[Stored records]
======

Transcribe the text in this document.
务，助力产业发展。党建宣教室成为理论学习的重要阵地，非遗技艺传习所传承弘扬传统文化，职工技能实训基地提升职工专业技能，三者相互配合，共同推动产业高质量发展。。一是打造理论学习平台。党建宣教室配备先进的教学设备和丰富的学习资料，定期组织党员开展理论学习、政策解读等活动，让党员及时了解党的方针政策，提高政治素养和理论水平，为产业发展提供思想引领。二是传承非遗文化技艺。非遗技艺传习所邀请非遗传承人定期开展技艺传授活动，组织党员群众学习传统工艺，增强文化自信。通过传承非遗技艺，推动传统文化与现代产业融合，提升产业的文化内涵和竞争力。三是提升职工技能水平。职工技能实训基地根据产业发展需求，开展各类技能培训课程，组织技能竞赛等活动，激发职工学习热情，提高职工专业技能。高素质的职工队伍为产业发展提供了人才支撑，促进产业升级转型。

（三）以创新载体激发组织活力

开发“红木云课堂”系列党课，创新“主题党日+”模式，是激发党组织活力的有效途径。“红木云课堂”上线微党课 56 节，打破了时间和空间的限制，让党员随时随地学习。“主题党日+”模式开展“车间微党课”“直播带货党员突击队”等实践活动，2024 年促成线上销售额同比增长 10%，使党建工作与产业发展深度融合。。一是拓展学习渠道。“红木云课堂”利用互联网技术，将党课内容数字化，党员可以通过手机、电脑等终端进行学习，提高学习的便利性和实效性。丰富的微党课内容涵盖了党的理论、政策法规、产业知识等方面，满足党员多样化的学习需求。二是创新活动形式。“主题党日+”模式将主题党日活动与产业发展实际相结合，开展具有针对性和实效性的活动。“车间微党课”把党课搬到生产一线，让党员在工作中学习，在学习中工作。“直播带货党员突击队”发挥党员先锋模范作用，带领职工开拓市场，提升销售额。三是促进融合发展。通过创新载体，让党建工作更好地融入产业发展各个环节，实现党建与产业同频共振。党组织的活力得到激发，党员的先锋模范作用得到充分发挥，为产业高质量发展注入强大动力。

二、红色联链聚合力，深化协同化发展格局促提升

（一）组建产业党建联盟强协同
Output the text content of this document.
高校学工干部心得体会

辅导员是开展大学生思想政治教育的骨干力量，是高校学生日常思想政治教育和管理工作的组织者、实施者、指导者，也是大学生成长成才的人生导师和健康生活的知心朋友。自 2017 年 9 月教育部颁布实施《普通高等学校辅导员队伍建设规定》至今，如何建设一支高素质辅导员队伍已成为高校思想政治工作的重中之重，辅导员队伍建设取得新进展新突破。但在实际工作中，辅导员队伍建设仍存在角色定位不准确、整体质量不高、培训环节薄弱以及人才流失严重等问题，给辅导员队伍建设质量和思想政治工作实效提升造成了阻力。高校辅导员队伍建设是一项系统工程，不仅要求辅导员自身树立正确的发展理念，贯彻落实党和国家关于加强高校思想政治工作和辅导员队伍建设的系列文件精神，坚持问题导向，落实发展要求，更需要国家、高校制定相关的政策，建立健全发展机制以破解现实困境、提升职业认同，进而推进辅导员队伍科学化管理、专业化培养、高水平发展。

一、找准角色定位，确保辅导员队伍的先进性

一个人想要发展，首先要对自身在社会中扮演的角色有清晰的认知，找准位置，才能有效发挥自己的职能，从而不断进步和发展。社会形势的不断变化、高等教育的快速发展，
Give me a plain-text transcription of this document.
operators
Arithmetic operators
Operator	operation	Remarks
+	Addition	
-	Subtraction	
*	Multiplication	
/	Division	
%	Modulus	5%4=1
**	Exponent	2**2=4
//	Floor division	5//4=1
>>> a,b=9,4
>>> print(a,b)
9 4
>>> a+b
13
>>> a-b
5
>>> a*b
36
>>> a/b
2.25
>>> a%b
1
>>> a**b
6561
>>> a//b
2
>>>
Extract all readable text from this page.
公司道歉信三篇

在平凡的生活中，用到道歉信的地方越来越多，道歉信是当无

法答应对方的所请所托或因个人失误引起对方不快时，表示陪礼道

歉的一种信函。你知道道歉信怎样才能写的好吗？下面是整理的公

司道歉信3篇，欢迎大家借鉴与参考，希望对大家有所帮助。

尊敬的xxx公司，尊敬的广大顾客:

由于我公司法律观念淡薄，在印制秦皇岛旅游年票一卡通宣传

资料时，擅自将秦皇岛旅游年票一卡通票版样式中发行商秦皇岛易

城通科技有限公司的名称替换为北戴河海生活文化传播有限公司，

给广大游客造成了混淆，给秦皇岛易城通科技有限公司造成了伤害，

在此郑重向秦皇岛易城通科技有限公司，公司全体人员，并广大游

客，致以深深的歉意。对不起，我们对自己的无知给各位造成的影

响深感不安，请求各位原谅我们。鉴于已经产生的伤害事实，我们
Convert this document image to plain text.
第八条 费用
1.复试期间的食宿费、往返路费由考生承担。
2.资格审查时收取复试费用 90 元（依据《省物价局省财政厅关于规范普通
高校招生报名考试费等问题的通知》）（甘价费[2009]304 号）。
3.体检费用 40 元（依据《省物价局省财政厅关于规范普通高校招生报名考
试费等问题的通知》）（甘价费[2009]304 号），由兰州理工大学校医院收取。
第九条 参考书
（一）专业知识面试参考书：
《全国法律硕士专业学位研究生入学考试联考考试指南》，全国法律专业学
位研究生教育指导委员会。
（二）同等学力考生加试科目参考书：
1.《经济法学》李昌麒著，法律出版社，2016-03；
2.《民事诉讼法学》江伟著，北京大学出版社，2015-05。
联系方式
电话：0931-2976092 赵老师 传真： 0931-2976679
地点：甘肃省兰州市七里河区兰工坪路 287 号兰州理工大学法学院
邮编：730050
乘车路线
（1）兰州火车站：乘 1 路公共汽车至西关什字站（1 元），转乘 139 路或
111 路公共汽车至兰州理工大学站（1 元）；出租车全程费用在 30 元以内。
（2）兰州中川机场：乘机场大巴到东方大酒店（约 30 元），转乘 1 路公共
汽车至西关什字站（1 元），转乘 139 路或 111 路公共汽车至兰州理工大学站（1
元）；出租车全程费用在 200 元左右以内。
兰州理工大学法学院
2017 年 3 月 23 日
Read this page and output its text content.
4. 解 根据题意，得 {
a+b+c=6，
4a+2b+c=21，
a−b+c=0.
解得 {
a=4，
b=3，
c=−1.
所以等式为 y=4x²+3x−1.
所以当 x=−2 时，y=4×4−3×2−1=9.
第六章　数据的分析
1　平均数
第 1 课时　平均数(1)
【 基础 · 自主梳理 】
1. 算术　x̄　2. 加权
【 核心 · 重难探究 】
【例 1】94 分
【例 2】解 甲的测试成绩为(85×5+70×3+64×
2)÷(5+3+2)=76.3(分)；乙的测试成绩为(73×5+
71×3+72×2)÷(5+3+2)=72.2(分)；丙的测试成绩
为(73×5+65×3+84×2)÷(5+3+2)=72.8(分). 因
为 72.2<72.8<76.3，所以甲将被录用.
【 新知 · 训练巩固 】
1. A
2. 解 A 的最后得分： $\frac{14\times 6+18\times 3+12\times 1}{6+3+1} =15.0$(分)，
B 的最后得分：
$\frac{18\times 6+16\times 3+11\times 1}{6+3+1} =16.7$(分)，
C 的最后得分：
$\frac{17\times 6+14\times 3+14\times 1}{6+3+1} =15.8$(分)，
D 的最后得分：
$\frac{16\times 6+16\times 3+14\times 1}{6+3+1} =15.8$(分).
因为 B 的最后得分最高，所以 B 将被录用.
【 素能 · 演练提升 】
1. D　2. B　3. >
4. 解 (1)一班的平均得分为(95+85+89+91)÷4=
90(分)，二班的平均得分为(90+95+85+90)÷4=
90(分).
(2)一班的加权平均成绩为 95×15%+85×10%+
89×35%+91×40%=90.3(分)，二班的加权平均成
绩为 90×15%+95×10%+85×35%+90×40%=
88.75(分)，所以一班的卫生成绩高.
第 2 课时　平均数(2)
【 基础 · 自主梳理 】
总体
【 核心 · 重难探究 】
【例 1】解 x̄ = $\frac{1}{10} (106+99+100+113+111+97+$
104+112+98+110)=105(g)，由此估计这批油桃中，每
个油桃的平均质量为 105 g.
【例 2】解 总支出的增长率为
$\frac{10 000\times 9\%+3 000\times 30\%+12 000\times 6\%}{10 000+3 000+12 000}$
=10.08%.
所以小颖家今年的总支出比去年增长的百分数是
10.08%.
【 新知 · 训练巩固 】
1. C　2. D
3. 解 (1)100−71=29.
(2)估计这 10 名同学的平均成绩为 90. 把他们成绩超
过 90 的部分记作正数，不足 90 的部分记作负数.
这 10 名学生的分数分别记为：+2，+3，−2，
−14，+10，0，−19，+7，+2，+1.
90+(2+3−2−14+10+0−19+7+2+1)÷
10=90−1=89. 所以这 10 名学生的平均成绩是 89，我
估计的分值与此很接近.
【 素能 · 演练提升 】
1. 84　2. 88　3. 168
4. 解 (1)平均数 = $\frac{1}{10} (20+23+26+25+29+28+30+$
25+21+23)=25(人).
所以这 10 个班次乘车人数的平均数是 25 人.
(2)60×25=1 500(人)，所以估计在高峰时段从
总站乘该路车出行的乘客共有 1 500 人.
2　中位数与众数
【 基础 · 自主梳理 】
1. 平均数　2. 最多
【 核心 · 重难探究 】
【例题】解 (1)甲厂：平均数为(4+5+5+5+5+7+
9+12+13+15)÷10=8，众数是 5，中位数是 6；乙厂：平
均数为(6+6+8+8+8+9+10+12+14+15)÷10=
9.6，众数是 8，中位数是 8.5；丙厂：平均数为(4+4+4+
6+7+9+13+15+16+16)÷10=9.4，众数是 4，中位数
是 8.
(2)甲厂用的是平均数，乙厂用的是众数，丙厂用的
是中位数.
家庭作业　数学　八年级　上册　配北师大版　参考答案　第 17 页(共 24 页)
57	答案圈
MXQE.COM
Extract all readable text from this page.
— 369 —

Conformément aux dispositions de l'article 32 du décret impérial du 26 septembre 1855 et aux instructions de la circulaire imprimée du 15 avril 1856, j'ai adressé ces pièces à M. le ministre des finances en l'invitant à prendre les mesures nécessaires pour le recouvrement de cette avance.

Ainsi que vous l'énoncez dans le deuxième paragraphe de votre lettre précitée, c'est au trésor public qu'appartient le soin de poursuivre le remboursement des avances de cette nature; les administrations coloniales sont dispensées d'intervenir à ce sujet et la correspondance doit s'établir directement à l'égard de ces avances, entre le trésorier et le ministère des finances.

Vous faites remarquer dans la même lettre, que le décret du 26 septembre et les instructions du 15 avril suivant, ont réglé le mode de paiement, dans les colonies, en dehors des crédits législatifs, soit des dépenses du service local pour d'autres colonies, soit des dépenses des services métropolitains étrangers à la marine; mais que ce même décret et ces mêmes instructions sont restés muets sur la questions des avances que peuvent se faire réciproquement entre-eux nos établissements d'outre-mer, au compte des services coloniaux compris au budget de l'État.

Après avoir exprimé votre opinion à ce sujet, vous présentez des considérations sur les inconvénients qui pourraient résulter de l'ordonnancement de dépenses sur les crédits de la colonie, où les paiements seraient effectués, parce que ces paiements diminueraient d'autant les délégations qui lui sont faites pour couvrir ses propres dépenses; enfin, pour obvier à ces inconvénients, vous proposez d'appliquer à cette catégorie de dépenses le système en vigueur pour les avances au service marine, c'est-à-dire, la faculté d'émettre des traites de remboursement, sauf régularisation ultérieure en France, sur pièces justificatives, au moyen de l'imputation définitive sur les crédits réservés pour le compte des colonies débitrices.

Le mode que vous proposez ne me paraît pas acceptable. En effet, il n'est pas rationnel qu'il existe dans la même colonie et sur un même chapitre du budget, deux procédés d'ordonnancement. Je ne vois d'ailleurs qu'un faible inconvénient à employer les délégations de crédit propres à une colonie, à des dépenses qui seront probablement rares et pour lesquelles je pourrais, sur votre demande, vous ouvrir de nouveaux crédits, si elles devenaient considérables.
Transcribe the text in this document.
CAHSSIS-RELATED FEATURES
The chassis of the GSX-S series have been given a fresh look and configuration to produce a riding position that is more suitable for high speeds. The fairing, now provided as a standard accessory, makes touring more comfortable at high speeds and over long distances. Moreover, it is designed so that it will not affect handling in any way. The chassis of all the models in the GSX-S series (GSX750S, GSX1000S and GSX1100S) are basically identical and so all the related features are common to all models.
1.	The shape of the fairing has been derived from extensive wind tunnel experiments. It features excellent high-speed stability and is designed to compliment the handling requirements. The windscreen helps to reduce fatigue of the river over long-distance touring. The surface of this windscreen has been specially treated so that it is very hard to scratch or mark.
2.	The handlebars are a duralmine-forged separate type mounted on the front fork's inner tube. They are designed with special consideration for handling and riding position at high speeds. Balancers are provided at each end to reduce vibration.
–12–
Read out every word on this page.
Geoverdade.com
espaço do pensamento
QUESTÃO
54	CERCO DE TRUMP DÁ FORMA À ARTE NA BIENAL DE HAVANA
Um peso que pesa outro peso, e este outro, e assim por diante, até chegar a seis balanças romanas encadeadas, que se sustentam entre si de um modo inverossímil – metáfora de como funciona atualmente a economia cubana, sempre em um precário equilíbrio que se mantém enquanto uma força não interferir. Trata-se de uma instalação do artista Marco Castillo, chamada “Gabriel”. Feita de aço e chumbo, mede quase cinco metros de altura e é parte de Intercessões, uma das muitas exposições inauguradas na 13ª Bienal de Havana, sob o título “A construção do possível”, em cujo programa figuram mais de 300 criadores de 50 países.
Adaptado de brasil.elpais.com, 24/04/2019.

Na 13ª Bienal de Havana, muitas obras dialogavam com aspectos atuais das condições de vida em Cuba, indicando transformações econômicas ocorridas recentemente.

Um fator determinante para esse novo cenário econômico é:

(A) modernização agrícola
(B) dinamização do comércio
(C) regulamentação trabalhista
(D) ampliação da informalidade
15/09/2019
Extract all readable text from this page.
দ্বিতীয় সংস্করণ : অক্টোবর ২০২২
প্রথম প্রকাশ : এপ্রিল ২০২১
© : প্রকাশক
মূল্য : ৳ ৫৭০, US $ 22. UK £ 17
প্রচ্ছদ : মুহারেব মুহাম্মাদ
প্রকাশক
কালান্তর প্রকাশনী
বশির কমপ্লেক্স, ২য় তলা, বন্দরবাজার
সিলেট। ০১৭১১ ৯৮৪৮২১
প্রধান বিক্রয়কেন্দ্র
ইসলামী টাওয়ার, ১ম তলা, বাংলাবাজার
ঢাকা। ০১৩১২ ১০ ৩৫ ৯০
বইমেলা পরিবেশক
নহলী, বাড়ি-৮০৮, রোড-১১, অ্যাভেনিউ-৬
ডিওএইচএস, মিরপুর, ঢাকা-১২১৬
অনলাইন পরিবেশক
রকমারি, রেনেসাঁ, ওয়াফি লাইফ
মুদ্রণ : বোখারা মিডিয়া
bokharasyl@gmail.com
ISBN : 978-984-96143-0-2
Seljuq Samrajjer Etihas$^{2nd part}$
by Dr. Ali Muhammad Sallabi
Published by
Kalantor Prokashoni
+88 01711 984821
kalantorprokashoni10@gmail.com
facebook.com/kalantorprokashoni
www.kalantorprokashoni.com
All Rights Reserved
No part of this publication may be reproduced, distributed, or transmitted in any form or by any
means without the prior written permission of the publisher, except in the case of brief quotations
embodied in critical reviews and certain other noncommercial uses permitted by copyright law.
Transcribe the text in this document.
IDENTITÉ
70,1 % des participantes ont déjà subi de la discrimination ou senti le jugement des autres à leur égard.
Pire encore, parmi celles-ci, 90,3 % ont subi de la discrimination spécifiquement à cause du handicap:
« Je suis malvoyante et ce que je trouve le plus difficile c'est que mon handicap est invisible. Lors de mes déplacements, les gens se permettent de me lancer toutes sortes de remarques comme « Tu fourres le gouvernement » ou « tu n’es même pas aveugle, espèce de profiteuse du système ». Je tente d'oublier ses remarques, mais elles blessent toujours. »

======

Instructions for the task
Identify and copy all lines with the word "中位数是".

Full solution
9+12+13+15)÷10=8，众数是 5，中位数是 6；乙厂：平
9.6，众数是 8，中位数是 8.5；丙厂：平均数为(4+4+4+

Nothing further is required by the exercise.